- [THE PROBLEM]:
Pull each line holding "anzeigen" out of the entries below.

- [PROVIDED DATA]:
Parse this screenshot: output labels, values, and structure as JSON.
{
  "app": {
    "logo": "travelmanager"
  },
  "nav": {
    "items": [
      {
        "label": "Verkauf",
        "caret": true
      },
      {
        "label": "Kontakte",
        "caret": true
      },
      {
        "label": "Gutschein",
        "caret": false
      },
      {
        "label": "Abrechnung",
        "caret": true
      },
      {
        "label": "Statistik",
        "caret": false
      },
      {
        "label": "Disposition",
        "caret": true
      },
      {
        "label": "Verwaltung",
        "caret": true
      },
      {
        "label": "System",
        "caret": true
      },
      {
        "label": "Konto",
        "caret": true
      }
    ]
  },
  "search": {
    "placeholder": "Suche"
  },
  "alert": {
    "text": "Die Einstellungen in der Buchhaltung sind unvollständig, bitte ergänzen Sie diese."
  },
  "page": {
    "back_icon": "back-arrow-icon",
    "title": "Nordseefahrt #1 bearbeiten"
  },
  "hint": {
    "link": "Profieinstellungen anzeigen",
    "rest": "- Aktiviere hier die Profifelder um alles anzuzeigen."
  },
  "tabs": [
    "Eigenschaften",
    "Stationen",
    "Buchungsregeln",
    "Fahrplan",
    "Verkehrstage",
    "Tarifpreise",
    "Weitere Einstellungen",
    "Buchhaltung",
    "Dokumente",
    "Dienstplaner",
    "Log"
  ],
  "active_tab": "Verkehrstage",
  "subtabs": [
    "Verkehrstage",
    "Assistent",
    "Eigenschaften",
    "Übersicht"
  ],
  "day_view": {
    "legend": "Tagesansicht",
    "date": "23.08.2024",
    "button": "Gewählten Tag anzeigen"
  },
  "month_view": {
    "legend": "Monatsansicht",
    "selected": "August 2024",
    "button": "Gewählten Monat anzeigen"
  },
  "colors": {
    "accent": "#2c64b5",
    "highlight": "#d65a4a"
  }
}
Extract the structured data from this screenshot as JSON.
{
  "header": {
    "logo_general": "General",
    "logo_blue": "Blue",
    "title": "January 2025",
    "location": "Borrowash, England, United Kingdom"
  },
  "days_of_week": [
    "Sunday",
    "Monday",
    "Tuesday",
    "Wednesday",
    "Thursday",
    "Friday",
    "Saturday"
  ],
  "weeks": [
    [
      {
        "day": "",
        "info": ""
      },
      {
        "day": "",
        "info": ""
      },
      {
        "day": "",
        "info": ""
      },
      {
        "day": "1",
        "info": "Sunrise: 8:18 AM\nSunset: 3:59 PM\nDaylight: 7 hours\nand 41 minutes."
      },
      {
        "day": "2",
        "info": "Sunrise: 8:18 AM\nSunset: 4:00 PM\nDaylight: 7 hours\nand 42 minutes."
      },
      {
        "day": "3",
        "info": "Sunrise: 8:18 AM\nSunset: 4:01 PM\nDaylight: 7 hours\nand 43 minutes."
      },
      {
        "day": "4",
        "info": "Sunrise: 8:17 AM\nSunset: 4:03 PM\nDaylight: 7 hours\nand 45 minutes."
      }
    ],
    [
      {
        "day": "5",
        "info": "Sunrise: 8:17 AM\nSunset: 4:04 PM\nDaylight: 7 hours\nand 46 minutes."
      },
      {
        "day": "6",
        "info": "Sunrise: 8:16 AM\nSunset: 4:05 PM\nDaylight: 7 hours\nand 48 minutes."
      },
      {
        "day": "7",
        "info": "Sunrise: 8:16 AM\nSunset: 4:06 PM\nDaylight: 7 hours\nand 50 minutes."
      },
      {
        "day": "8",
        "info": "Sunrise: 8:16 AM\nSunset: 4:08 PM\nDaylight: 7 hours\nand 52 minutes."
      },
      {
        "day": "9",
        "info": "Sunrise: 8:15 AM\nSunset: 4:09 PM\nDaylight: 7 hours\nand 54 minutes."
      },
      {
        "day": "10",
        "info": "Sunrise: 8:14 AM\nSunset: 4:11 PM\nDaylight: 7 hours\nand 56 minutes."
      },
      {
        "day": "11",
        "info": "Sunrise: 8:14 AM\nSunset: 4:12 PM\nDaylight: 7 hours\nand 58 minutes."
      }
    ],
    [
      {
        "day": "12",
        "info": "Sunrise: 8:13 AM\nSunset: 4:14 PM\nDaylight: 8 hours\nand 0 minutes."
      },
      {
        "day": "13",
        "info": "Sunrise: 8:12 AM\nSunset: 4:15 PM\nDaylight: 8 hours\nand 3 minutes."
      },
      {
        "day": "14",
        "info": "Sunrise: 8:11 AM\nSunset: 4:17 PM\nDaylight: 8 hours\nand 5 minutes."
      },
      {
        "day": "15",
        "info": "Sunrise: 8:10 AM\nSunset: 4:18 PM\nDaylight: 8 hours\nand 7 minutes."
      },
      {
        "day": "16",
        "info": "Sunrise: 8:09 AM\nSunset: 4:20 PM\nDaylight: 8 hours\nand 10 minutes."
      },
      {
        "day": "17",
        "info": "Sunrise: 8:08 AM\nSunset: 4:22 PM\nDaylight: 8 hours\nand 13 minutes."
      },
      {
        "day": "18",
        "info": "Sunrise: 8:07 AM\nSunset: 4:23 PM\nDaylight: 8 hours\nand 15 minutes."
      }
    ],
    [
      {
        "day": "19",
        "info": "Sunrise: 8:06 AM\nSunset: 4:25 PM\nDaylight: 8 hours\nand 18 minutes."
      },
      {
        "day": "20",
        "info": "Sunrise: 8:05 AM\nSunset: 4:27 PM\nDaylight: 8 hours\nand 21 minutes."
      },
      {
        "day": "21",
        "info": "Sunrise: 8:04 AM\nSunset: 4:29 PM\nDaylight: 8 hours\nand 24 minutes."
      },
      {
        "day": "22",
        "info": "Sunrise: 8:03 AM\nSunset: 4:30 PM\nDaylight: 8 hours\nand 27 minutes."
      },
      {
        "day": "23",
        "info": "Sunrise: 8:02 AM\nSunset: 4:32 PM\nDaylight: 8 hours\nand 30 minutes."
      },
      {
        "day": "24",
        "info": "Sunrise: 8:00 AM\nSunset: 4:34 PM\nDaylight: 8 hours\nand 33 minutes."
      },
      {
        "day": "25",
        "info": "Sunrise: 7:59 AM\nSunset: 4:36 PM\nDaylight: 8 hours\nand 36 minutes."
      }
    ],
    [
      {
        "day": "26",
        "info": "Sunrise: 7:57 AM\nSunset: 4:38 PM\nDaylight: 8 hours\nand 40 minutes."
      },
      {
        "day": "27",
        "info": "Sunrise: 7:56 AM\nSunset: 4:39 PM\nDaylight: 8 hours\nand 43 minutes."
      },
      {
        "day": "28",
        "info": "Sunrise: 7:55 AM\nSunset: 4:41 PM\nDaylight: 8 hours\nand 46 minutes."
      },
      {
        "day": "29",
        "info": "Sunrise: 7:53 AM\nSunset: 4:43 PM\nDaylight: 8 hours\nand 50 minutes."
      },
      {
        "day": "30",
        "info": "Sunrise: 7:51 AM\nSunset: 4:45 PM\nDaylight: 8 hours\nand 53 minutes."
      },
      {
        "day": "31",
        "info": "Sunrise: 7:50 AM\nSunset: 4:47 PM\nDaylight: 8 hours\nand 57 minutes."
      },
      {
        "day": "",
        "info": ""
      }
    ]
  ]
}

- [RESULT OF THIS EXERCISE]:
    "link": "Profieinstellungen anzeigen",
    "button": "Gewählten Tag anzeigen"
    "button": "Gewählten Monat anzeigen"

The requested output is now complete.